» **Task**
I need the records below restated word for word, without their pictures.

» **Page transcription entries**
....
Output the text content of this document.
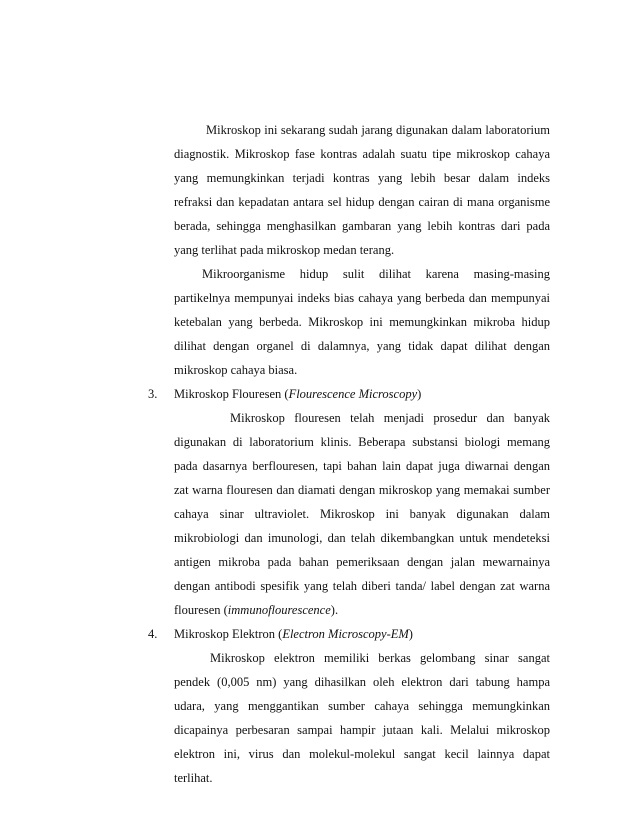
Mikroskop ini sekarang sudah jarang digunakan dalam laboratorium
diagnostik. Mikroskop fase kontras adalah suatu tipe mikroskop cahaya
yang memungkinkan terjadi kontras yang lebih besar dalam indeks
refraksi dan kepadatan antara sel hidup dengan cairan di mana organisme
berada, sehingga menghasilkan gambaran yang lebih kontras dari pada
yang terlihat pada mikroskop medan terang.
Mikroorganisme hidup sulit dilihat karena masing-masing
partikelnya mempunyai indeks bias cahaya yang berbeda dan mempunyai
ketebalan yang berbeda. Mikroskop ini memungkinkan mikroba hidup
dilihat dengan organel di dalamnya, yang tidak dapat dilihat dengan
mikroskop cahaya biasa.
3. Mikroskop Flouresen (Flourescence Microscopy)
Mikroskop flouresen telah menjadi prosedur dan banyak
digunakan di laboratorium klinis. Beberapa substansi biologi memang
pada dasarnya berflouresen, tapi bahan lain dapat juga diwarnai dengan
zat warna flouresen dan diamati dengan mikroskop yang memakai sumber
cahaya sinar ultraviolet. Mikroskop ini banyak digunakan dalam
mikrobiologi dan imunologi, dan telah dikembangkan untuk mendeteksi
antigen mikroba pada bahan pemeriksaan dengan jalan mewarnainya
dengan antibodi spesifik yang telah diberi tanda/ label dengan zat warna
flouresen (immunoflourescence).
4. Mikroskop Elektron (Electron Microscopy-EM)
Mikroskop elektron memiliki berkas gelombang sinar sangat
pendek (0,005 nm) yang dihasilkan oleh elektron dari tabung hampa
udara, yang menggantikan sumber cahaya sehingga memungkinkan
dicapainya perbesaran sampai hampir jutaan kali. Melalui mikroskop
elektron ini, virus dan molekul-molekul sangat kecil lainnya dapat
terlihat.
....
» **Solution to this problem**
Output the text content of this document.
Mikroskop ini sekarang sudah jarang digunakan dalam laboratorium
diagnostik. Mikroskop fase kontras adalah suatu tipe mikroskop cahaya
yang memungkinkan terjadi kontras yang lebih besar dalam indeks
refraksi dan kepadatan antara sel hidup dengan cairan di mana organisme
berada, sehingga menghasilkan gambaran yang lebih kontras dari pada
yang terlihat pada mikroskop medan terang.
Mikroorganisme hidup sulit dilihat karena masing-masing
partikelnya mempunyai indeks bias cahaya yang berbeda dan mempunyai
ketebalan yang berbeda. Mikroskop ini memungkinkan mikroba hidup
dilihat dengan organel di dalamnya, yang tidak dapat dilihat dengan
mikroskop cahaya biasa.
3. Mikroskop Flouresen (Flourescence Microscopy)
Mikroskop flouresen telah menjadi prosedur dan banyak
digunakan di laboratorium klinis. Beberapa substansi biologi memang
pada dasarnya berflouresen, tapi bahan lain dapat juga diwarnai dengan
zat warna flouresen dan diamati dengan mikroskop yang memakai sumber
cahaya sinar ultraviolet. Mikroskop ini banyak digunakan dalam
mikrobiologi dan imunologi, dan telah dikembangkan untuk mendeteksi
antigen mikroba pada bahan pemeriksaan dengan jalan mewarnainya
dengan antibodi spesifik yang telah diberi tanda/ label dengan zat warna
flouresen (immunoflourescence).
4. Mikroskop Elektron (Electron Microscopy-EM)
Mikroskop elektron memiliki berkas gelombang sinar sangat
pendek (0,005 nm) yang dihasilkan oleh elektron dari tabung hampa
udara, yang menggantikan sumber cahaya sehingga memungkinkan
dicapainya perbesaran sampai hampir jutaan kali. Melalui mikroskop
elektron ini, virus dan molekul-molekul sangat kecil lainnya dapat
terlihat.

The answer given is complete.